#### [Exercise requirements]
Work out how many lines hold the string "this". The answer is a single number, nothing more.

Records from a collection:

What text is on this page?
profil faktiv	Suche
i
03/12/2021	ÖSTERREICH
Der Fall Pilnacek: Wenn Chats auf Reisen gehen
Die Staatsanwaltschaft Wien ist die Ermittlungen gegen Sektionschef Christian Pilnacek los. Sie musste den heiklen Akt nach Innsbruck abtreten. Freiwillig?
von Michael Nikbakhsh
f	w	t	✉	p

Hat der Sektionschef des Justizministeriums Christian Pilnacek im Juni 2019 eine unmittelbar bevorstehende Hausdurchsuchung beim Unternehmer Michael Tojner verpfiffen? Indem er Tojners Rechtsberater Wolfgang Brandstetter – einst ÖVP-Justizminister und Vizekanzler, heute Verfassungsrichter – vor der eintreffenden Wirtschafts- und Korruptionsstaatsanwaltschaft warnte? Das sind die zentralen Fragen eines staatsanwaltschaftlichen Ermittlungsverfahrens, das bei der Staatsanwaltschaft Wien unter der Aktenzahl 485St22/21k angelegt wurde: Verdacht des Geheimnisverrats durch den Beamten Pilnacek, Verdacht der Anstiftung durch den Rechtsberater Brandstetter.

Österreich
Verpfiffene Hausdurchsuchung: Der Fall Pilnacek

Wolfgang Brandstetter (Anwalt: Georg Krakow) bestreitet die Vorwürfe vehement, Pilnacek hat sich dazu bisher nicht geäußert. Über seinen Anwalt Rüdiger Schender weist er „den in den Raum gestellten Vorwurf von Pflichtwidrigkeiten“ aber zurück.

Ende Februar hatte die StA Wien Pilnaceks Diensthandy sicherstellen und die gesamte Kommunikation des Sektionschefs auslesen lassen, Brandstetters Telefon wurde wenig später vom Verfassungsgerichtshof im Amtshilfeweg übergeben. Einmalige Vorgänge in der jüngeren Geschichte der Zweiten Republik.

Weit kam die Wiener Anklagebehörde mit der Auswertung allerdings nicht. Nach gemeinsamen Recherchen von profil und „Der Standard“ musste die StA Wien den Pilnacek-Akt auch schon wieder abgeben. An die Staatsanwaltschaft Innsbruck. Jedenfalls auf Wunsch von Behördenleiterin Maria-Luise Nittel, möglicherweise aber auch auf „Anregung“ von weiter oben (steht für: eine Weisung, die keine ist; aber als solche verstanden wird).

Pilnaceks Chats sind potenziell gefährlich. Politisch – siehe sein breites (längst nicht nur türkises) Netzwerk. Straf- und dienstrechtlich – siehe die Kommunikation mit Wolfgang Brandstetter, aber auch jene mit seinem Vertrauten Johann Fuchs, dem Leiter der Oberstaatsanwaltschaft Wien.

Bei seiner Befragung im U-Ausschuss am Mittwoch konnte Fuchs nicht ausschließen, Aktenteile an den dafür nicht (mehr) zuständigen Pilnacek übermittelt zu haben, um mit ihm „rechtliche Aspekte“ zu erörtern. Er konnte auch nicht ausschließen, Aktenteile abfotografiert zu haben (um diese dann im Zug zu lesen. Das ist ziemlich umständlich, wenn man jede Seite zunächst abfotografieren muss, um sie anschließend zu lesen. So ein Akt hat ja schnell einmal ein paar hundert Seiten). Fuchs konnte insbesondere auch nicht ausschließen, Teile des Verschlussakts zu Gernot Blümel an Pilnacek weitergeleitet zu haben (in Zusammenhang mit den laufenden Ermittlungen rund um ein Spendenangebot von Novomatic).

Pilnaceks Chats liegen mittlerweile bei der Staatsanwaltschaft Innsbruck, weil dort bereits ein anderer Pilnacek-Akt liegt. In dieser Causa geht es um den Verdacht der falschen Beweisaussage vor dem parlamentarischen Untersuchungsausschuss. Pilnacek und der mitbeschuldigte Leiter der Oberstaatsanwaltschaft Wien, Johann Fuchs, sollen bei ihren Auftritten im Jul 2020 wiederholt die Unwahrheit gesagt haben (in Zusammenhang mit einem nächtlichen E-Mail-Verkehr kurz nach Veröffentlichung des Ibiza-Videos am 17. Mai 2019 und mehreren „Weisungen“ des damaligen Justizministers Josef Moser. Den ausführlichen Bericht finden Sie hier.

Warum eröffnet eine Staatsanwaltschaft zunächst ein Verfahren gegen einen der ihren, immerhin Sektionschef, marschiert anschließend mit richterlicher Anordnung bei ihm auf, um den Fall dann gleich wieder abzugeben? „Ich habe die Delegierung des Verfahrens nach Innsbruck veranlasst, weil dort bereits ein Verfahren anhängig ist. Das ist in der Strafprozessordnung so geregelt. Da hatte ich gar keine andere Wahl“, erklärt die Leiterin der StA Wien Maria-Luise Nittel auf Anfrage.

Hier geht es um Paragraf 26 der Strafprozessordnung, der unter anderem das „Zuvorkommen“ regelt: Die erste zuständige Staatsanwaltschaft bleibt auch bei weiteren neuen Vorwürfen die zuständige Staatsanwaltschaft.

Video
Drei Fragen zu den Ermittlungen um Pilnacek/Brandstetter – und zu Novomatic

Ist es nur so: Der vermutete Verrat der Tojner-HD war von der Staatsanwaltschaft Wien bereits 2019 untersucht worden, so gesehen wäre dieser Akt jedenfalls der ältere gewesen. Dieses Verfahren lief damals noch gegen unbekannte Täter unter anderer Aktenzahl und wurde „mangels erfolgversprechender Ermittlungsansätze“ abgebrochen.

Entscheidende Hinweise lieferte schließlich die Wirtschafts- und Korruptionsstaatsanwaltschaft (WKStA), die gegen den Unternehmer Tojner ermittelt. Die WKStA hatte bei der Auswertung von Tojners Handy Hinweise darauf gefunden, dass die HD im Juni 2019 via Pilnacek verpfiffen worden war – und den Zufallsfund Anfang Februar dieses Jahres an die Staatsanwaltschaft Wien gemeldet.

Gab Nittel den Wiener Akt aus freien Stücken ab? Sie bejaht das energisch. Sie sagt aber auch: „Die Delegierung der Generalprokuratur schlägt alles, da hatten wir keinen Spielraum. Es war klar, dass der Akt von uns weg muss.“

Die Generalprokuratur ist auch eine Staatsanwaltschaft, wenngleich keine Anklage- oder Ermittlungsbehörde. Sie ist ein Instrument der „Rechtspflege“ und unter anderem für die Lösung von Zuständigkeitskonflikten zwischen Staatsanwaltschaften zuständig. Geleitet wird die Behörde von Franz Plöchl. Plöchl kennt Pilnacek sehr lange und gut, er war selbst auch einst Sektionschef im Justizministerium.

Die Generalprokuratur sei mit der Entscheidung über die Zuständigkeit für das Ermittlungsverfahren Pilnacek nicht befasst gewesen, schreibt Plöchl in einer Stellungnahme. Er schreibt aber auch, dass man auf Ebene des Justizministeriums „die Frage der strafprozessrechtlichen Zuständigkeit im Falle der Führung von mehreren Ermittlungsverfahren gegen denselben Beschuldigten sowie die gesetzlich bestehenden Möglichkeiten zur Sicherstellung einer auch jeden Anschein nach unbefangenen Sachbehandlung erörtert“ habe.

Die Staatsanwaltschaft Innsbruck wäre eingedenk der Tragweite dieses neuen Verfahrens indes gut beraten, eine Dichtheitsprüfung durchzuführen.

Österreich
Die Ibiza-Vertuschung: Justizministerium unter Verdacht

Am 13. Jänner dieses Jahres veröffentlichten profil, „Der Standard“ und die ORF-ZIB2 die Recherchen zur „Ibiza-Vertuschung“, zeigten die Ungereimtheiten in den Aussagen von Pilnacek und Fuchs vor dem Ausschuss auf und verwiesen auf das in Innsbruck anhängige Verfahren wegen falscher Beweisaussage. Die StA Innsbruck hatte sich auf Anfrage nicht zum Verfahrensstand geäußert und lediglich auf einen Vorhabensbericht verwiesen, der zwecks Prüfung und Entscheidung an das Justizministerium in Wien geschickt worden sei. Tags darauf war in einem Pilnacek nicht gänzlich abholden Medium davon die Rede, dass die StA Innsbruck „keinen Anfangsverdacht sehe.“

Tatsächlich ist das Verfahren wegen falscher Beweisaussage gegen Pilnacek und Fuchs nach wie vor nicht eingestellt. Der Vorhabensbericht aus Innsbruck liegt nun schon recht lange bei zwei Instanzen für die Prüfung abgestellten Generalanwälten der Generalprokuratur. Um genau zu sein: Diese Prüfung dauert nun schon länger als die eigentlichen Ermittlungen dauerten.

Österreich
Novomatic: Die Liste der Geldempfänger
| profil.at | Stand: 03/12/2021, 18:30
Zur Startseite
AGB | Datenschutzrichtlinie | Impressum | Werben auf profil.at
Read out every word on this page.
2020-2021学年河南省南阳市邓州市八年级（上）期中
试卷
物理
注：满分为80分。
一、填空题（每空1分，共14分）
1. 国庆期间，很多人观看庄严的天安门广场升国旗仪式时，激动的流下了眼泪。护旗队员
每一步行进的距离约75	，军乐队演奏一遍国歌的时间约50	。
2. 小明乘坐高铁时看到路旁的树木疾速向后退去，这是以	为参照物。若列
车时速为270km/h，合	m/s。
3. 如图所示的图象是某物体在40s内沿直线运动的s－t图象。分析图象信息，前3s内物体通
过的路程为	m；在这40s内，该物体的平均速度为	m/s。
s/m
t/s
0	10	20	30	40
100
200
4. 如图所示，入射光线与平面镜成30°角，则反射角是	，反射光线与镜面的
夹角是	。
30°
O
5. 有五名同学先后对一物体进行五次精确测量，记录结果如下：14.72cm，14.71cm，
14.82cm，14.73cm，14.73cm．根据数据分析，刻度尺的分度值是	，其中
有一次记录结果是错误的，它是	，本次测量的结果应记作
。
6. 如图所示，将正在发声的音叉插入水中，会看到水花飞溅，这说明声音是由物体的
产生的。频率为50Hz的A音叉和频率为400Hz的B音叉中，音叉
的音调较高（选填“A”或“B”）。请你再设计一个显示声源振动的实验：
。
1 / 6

#### [Task result]
2